* **WORK TO COMPLETE**:
Repeat, exactly and completely, the material that follows. Omit the pictures.
============================================================
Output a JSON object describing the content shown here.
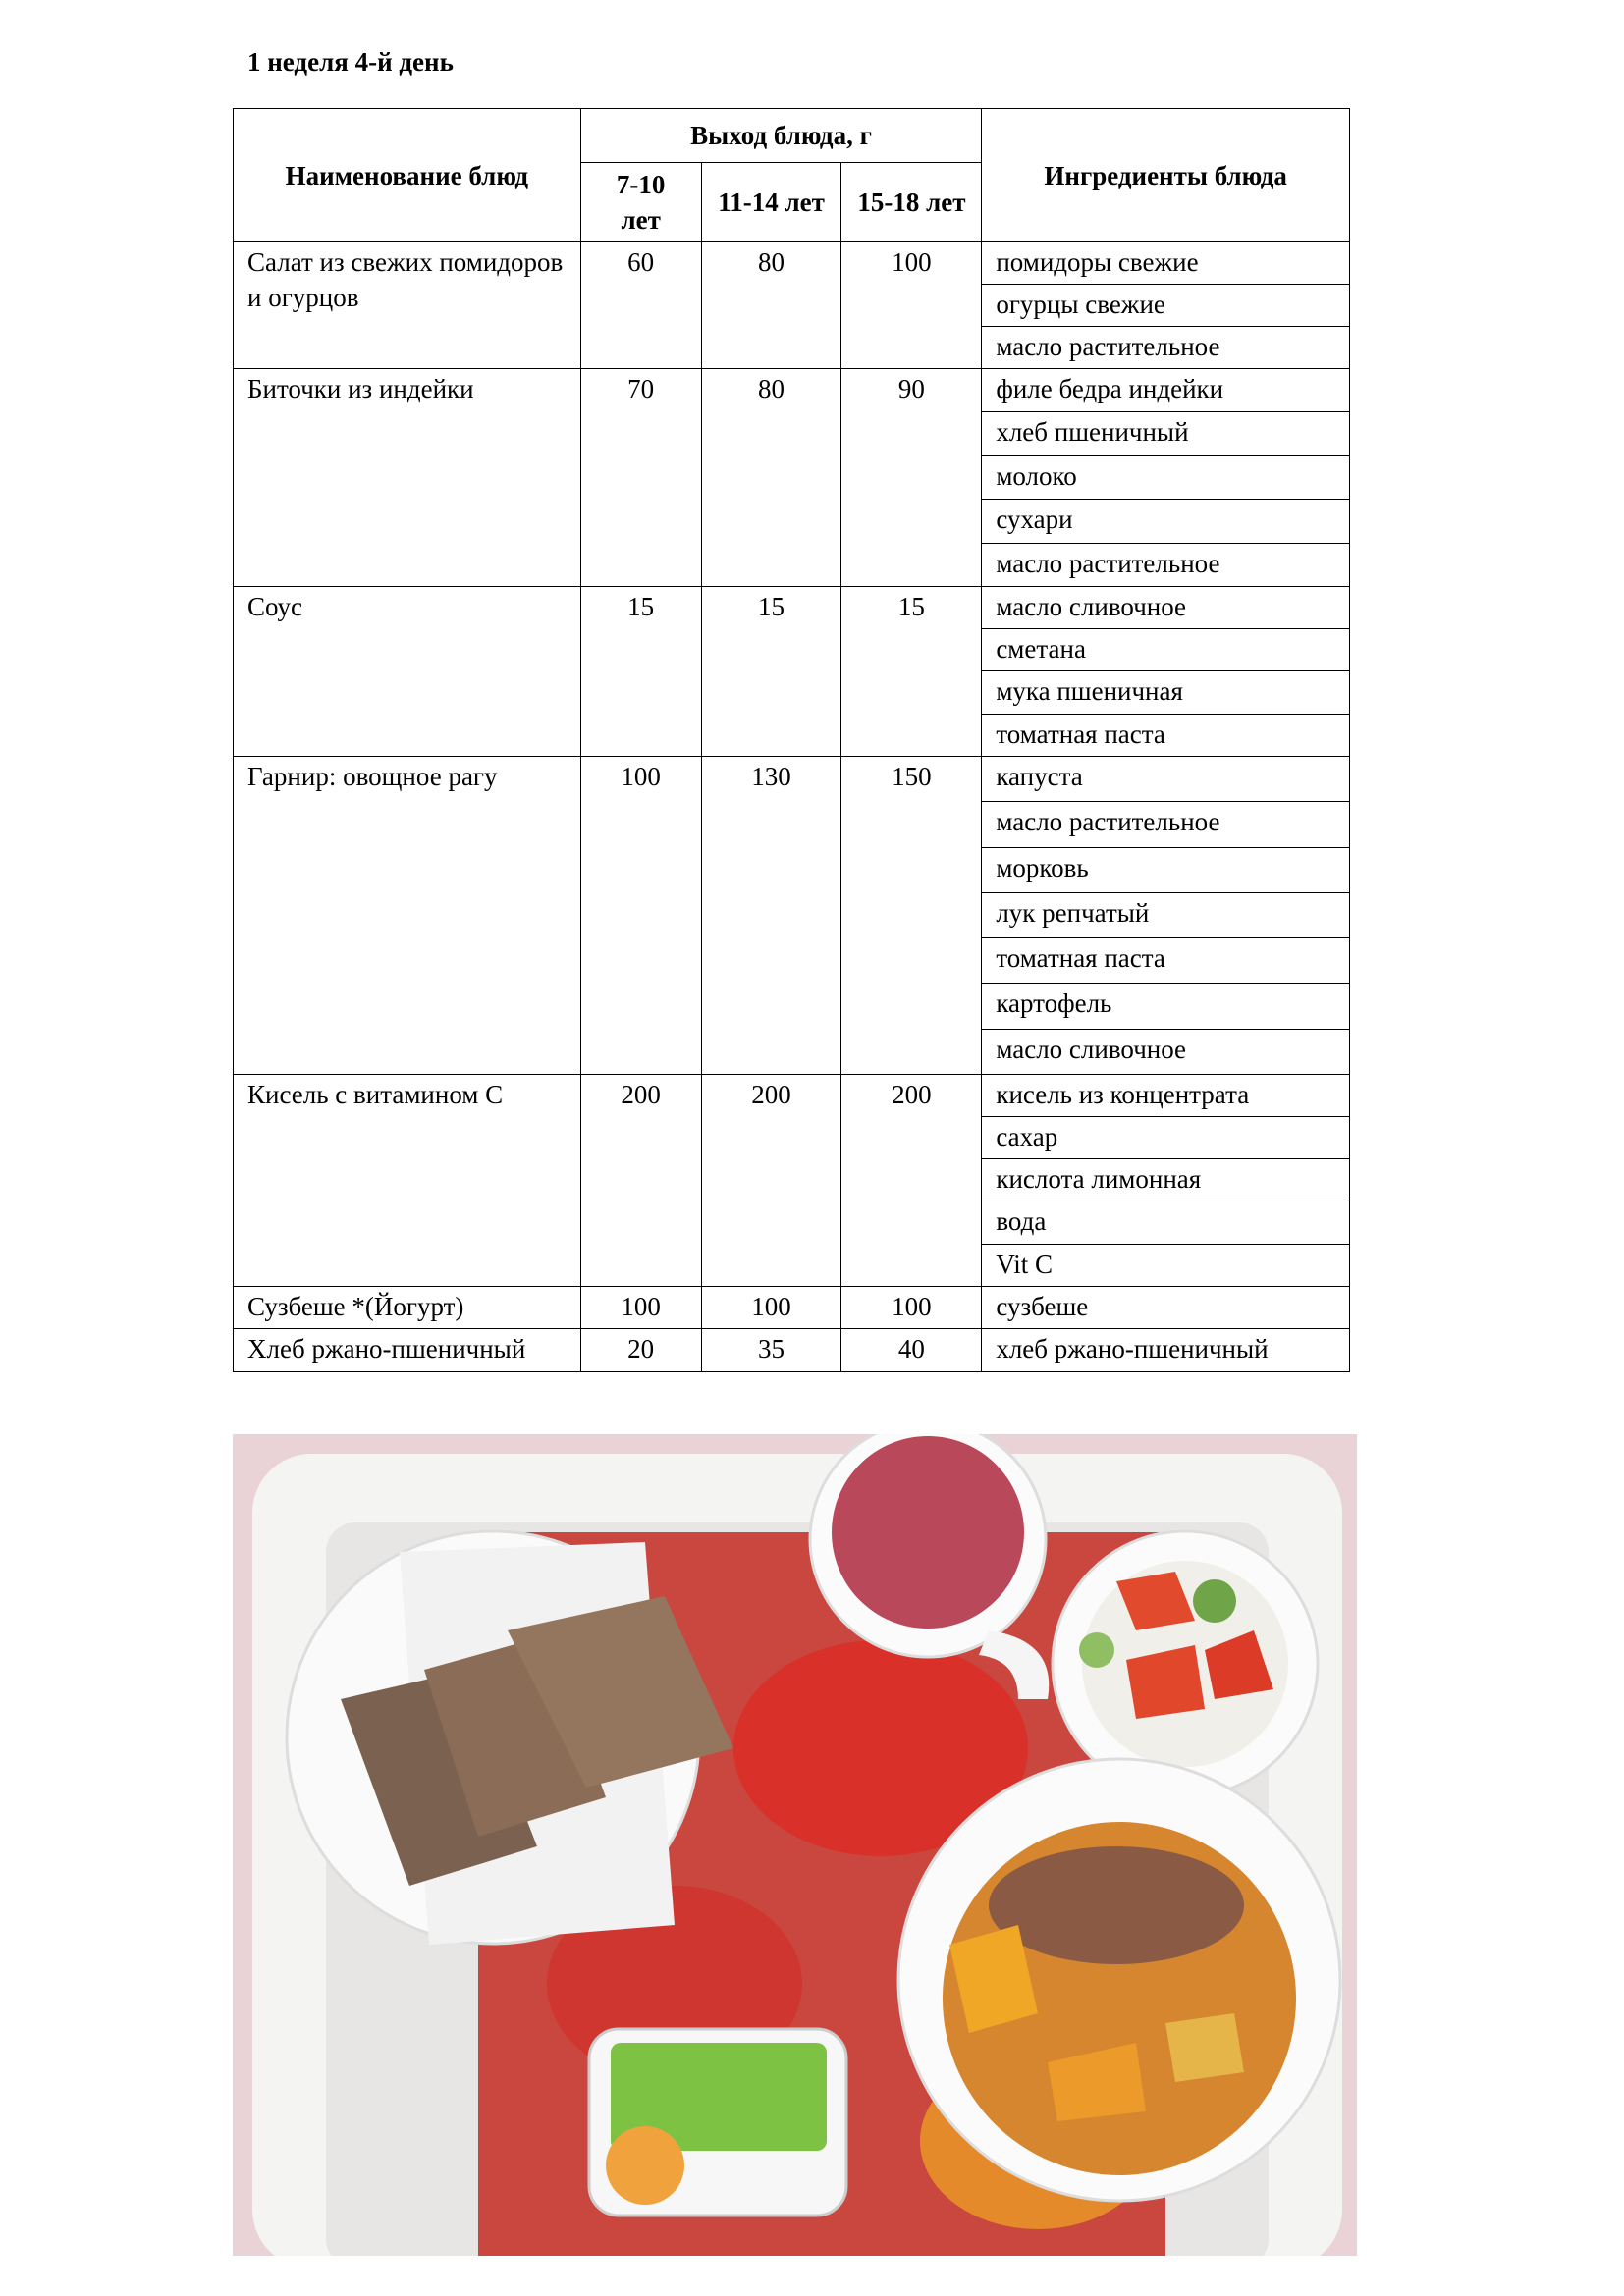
{
  "title": "1 неделя 4-й день",
  "table": {
    "header": {
      "dish": "Наименование блюд",
      "yield": "Выход блюда, г",
      "ages": [
        "7-10 лет",
        "11-14 лет",
        "15-18 лет"
      ],
      "ingredients": "Ингредиенты блюда"
    },
    "rows": [
      {
        "dish": "Салат из свежих помидоров и огурцов",
        "yields": [
          60,
          80,
          100
        ],
        "ingredients": [
          "помидоры свежие",
          "огурцы свежие",
          "масло растительное"
        ]
      },
      {
        "dish": "Биточки из индейки",
        "yields": [
          70,
          80,
          90
        ],
        "ingredients": [
          "филе бедра индейки",
          "хлеб пшеничный",
          "молоко",
          "сухари",
          "масло растительное"
        ]
      },
      {
        "dish": "Соус",
        "yields": [
          15,
          15,
          15
        ],
        "ingredients": [
          "масло сливочное",
          "сметана",
          "мука пшеничная",
          "томатная паста"
        ]
      },
      {
        "dish": "Гарнир: овощное рагу",
        "yields": [
          100,
          130,
          150
        ],
        "ingredients": [
          "капуста",
          "масло растительное",
          "морковь",
          "лук репчатый",
          "томатная паста",
          "картофель",
          "масло сливочное"
        ]
      },
      {
        "dish": "Кисель с витамином С",
        "yields": [
          200,
          200,
          200
        ],
        "ingredients": [
          "кисель из концентрата",
          "сахар",
          "кислота лимонная",
          "вода",
          "Vit C"
        ]
      },
      {
        "dish": "Сузбеше *(Йогурт)",
        "yields": [
          100,
          100,
          100
        ],
        "ingredients": [
          "сузбеше"
        ]
      },
      {
        "dish": "Хлеб ржано-пшеничный",
        "yields": [
          20,
          35,
          40
        ],
        "ingredients": [
          "хлеб ржано-пшеничный"
        ]
      }
    ]
  }
}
============================================================
* **SOLVED EXERCISE**:
Output a JSON object describing the content shown here.
{
  "title": "1 неделя 4-й день",
  "table": {
    "header": {
      "dish": "Наименование блюд",
      "yield": "Выход блюда, г",
      "ages": [
        "7-10 лет",
        "11-14 лет",
        "15-18 лет"
      ],
      "ingredients": "Ингредиенты блюда"
    },
    "rows": [
      {
        "dish": "Салат из свежих помидоров и огурцов",
        "yields": [
          60,
          80,
          100
        ],
        "ingredients": [
          "помидоры свежие",
          "огурцы свежие",
          "масло растительное"
        ]
      },
      {
        "dish": "Биточки из индейки",
        "yields": [
          70,
          80,
          90
        ],
        "ingredients": [
          "филе бедра индейки",
          "хлеб пшеничный",
          "молоко",
          "сухари",
          "масло растительное"
        ]
      },
      {
        "dish": "Соус",
        "yields": [
          15,
          15,
          15
        ],
        "ingredients": [
          "масло сливочное",
          "сметана",
          "мука пшеничная",
          "томатная паста"
        ]
      },
      {
        "dish": "Гарнир: овощное рагу",
        "yields": [
          100,
          130,
          150
        ],
        "ingredients": [
          "капуста",
          "масло растительное",
          "морковь",
          "лук репчатый",
          "томатная паста",
          "картофель",
          "масло сливочное"
        ]
      },
      {
        "dish": "Кисель с витамином С",
        "yields": [
          200,
          200,
          200
        ],
        "ingredients": [
          "кисель из концентрата",
          "сахар",
          "кислота лимонная",
          "вода",
          "Vit C"
        ]
      },
      {
        "dish": "Сузбеше *(Йогурт)",
        "yields": [
          100,
          100,
          100
        ],
        "ingredients": [
          "сузбеше"
        ]
      },
      {
        "dish": "Хлеб ржано-пшеничный",
        "yields": [
          20,
          35,
          40
        ],
        "ingredients": [
          "хлеб ржано-пшеничный"
        ]
      }
    ]
  }
}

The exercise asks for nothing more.